● What the task requires
Can you reproduce the following entries exactly, every line in the same order and form?

─── Provided data ───

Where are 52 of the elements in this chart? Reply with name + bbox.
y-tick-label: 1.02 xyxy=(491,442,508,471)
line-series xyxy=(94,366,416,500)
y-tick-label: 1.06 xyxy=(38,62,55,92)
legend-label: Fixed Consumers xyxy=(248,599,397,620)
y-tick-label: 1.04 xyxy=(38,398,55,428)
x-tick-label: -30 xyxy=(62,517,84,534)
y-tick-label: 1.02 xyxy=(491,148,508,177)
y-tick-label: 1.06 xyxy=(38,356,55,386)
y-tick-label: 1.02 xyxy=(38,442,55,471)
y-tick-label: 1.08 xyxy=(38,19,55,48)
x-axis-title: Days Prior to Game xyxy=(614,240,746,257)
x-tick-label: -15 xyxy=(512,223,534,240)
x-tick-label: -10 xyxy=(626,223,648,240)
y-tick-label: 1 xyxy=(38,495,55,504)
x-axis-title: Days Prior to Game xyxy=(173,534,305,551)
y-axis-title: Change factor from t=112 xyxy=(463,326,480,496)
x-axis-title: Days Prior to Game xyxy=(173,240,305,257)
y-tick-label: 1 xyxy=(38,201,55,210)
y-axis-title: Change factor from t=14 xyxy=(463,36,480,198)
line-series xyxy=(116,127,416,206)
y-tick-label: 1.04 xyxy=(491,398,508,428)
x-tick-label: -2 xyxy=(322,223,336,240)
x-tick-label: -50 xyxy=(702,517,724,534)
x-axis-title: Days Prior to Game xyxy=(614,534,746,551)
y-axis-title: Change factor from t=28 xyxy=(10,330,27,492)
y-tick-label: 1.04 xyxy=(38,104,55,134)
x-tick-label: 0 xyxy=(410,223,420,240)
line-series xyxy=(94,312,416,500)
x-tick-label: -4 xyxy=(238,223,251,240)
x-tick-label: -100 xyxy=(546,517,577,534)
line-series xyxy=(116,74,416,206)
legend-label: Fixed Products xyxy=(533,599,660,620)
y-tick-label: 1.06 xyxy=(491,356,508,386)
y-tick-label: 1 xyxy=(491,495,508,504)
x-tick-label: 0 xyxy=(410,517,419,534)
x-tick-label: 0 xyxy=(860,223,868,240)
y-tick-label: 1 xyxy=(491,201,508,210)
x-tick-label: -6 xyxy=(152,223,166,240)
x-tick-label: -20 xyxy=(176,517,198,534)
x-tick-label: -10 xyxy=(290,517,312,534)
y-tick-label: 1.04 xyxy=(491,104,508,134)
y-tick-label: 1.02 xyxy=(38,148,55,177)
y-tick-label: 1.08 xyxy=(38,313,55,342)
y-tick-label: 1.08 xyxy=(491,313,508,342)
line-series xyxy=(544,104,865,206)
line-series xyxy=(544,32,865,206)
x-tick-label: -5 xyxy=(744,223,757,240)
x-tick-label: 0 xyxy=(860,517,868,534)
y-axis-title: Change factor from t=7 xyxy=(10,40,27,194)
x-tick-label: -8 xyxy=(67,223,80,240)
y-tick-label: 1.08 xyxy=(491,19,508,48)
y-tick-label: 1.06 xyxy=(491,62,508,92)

───

● Finished exercise
Where are 52 of the elements in this chart? Reply with name + bbox.
y-tick-label: 1.02 xyxy=(491,442,508,471)
line-series xyxy=(94,366,416,500)
y-tick-label: 1.06 xyxy=(38,62,55,92)
legend-label: Fixed Consumers xyxy=(248,599,397,620)
y-tick-label: 1.04 xyxy=(38,398,55,428)
x-tick-label: -30 xyxy=(62,517,84,534)
y-tick-label: 1.02 xyxy=(491,148,508,177)
y-tick-label: 1.06 xyxy=(38,356,55,386)
y-tick-label: 1.02 xyxy=(38,442,55,471)
y-tick-label: 1.08 xyxy=(38,19,55,48)
x-axis-title: Days Prior to Game xyxy=(614,240,746,257)
x-tick-label: -15 xyxy=(512,223,534,240)
x-tick-label: -10 xyxy=(626,223,648,240)
y-tick-label: 1 xyxy=(38,495,55,504)
x-axis-title: Days Prior to Game xyxy=(173,534,305,551)
y-axis-title: Change factor from t=112 xyxy=(463,326,480,496)
x-axis-title: Days Prior to Game xyxy=(173,240,305,257)
y-tick-label: 1 xyxy=(38,201,55,210)
y-axis-title: Change factor from t=14 xyxy=(463,36,480,198)
line-series xyxy=(116,127,416,206)
y-tick-label: 1.04 xyxy=(491,398,508,428)
x-tick-label: -2 xyxy=(322,223,336,240)
x-tick-label: -50 xyxy=(702,517,724,534)
x-axis-title: Days Prior to Game xyxy=(614,534,746,551)
y-axis-title: Change factor from t=28 xyxy=(10,330,27,492)
y-tick-label: 1.04 xyxy=(38,104,55,134)
x-tick-label: 0 xyxy=(410,223,420,240)
line-series xyxy=(94,312,416,500)
x-tick-label: -4 xyxy=(238,223,251,240)
x-tick-label: -100 xyxy=(546,517,577,534)
line-series xyxy=(116,74,416,206)
legend-label: Fixed Products xyxy=(533,599,660,620)
y-tick-label: 1.06 xyxy=(491,356,508,386)
y-tick-label: 1 xyxy=(491,495,508,504)
x-tick-label: 0 xyxy=(410,517,419,534)
x-tick-label: 0 xyxy=(860,223,868,240)
y-tick-label: 1 xyxy=(491,201,508,210)
x-tick-label: -6 xyxy=(152,223,166,240)
x-tick-label: -20 xyxy=(176,517,198,534)
x-tick-label: -10 xyxy=(290,517,312,534)
y-tick-label: 1.04 xyxy=(491,104,508,134)
y-tick-label: 1.02 xyxy=(38,148,55,177)
y-tick-label: 1.08 xyxy=(38,313,55,342)
y-tick-label: 1.08 xyxy=(491,313,508,342)
line-series xyxy=(544,104,865,206)
line-series xyxy=(544,32,865,206)
x-tick-label: -5 xyxy=(744,223,757,240)
x-tick-label: 0 xyxy=(860,517,868,534)
y-axis-title: Change factor from t=7 xyxy=(10,40,27,194)
x-tick-label: -8 xyxy=(67,223,80,240)
y-tick-label: 1.08 xyxy=(491,19,508,48)
y-tick-label: 1.06 xyxy=(491,62,508,92)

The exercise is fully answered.